- _Requirements_
Beneath this sentence is a set of records; write each of them out exactly.

------ Records shown ------

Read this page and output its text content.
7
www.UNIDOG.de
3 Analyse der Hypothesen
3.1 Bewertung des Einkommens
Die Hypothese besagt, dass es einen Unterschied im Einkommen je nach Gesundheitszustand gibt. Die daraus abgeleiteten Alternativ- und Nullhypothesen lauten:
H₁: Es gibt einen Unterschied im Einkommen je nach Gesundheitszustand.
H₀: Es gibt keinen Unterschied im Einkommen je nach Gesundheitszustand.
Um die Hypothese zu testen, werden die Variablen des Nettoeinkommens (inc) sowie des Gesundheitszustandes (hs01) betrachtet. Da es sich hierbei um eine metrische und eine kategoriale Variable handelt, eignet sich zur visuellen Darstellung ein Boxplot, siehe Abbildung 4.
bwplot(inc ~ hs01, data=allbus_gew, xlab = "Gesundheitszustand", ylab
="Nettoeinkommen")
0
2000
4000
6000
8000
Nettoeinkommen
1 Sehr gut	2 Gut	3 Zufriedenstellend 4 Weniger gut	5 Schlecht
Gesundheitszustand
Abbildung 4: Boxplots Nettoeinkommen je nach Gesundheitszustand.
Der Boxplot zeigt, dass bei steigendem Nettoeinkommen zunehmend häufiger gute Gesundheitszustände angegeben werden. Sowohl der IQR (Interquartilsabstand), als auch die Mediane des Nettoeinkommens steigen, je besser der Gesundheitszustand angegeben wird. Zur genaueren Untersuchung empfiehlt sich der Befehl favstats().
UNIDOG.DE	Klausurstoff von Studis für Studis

------

- _The reply_
Read this page and output its text content.
7
www.UNIDOG.de
3 Analyse der Hypothesen
3.1 Bewertung des Einkommens
Die Hypothese besagt, dass es einen Unterschied im Einkommen je nach Gesundheitszustand gibt. Die daraus abgeleiteten Alternativ- und Nullhypothesen lauten:
H₁: Es gibt einen Unterschied im Einkommen je nach Gesundheitszustand.
H₀: Es gibt keinen Unterschied im Einkommen je nach Gesundheitszustand.
Um die Hypothese zu testen, werden die Variablen des Nettoeinkommens (inc) sowie des Gesundheitszustandes (hs01) betrachtet. Da es sich hierbei um eine metrische und eine kategoriale Variable handelt, eignet sich zur visuellen Darstellung ein Boxplot, siehe Abbildung 4.
bwplot(inc ~ hs01, data=allbus_gew, xlab = "Gesundheitszustand", ylab
="Nettoeinkommen")
0
2000
4000
6000
8000
Nettoeinkommen
1 Sehr gut	2 Gut	3 Zufriedenstellend 4 Weniger gut	5 Schlecht
Gesundheitszustand
Abbildung 4: Boxplots Nettoeinkommen je nach Gesundheitszustand.
Der Boxplot zeigt, dass bei steigendem Nettoeinkommen zunehmend häufiger gute Gesundheitszustände angegeben werden. Sowohl der IQR (Interquartilsabstand), als auch die Mediane des Nettoeinkommens steigen, je besser der Gesundheitszustand angegeben wird. Zur genaueren Untersuchung empfiehlt sich der Befehl favstats().
UNIDOG.DE	Klausurstoff von Studis für Studis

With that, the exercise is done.